Copy the records below exactly, omitting any pictures they contain.

****

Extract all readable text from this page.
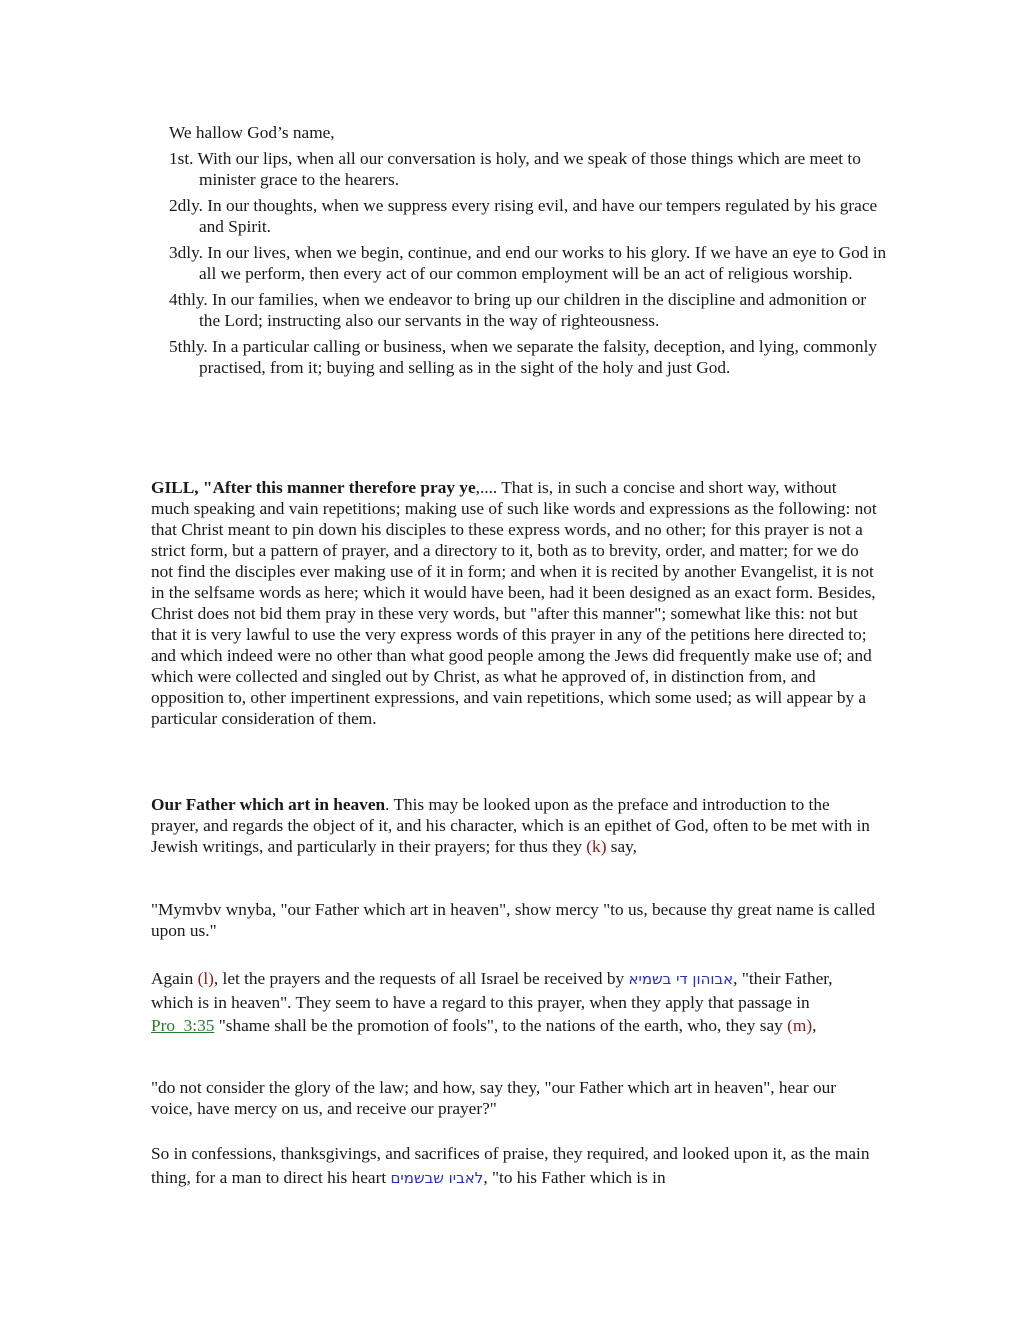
We hallow God’s name,
1st. With our lips, when all our conversation is holy, and we speak of those things which are meet to minister grace to the hearers.
2dly. In our thoughts, when we suppress every rising evil, and have our tempers regulated by his grace and Spirit.
3dly. In our lives, when we begin, continue, and end our works to his glory. If we have an eye to God in all we perform, then every act of our common employment will be an act of religious worship.
4thly. In our families, when we endeavor to bring up our children in the discipline and admonition or the Lord; instructing also our servants in the way of righteousness.
5thly. In a particular calling or business, when we separate the falsity, deception, and lying, commonly practised, from it; buying and selling as in the sight of the holy and just God.

GILL, "After this manner therefore pray ye,.... That is, in such a concise and short way, without much speaking and vain repetitions; making use of such like words and expressions as the following: not that Christ meant to pin down his disciples to these express words, and no other; for this prayer is not a strict form, but a pattern of prayer, and a directory to it, both as to brevity, order, and matter; for we do not find the disciples ever making use of it in form; and when it is recited by another Evangelist, it is not in the selfsame words as here; which it would have been, had it been designed as an exact form. Besides, Christ does not bid them pray in these very words, but "after this manner"; somewhat like this: not but that it is very lawful to use the very express words of this prayer in any of the petitions here directed to; and which indeed were no other than what good people among the Jews did frequently make use of; and which were collected and singled out by Christ, as what he approved of, in distinction from, and opposition to, other impertinent expressions, and vain repetitions, which some used; as will appear by a particular consideration of them.

Our Father which art in heaven. This may be looked upon as the preface and introduction to the prayer, and regards the object of it, and his character, which is an epithet of God, often to be met with in Jewish writings, and particularly in their prayers; for thus they (k) say,

"Mymvbv wnyba, "our Father which art in heaven", show mercy "to us, because thy great name is called upon us."

Again (l), let the prayers and the requests of all Israel be received by אבוהון די בשמיא, "their Father, which is in heaven". They seem to have a regard to this prayer, when they apply that passage in Pro_3:35 "shame shall be the promotion of fools", to the nations of the earth, who, they say (m),

"do not consider the glory of the law; and how, say they, "our Father which art in heaven", hear our voice, have mercy on us, and receive our prayer?"

So in confessions, thanksgivings, and sacrifices of praise, they required, and looked upon it, as the main thing, for a man to direct his heart לאביו שבשמים, "to his Father which is in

****

### WRITTEN RESPONSE:
Extract all readable text from this page.
We hallow God’s name,
1st. With our lips, when all our conversation is holy, and we speak of those things which are meet to minister grace to the hearers.
2dly. In our thoughts, when we suppress every rising evil, and have our tempers regulated by his grace and Spirit.
3dly. In our lives, when we begin, continue, and end our works to his glory. If we have an eye to God in all we perform, then every act of our common employment will be an act of religious worship.
4thly. In our families, when we endeavor to bring up our children in the discipline and admonition or the Lord; instructing also our servants in the way of righteousness.
5thly. In a particular calling or business, when we separate the falsity, deception, and lying, commonly practised, from it; buying and selling as in the sight of the holy and just God.

GILL, "After this manner therefore pray ye,.... That is, in such a concise and short way, without much speaking and vain repetitions; making use of such like words and expressions as the following: not that Christ meant to pin down his disciples to these express words, and no other; for this prayer is not a strict form, but a pattern of prayer, and a directory to it, both as to brevity, order, and matter; for we do not find the disciples ever making use of it in form; and when it is recited by another Evangelist, it is not in the selfsame words as here; which it would have been, had it been designed as an exact form. Besides, Christ does not bid them pray in these very words, but "after this manner"; somewhat like this: not but that it is very lawful to use the very express words of this prayer in any of the petitions here directed to; and which indeed were no other than what good people among the Jews did frequently make use of; and which were collected and singled out by Christ, as what he approved of, in distinction from, and opposition to, other impertinent expressions, and vain repetitions, which some used; as will appear by a particular consideration of them.

Our Father which art in heaven. This may be looked upon as the preface and introduction to the prayer, and regards the object of it, and his character, which is an epithet of God, often to be met with in Jewish writings, and particularly in their prayers; for thus they (k) say,

"Mymvbv wnyba, "our Father which art in heaven", show mercy "to us, because thy great name is called upon us."

Again (l), let the prayers and the requests of all Israel be received by אבוהון די בשמיא, "their Father, which is in heaven". They seem to have a regard to this prayer, when they apply that passage in Pro_3:35 "shame shall be the promotion of fools", to the nations of the earth, who, they say (m),

"do not consider the glory of the law; and how, say they, "our Father which art in heaven", hear our voice, have mercy on us, and receive our prayer?"

So in confessions, thanksgivings, and sacrifices of praise, they required, and looked upon it, as the main thing, for a man to direct his heart לאביו שבשמים, "to his Father which is in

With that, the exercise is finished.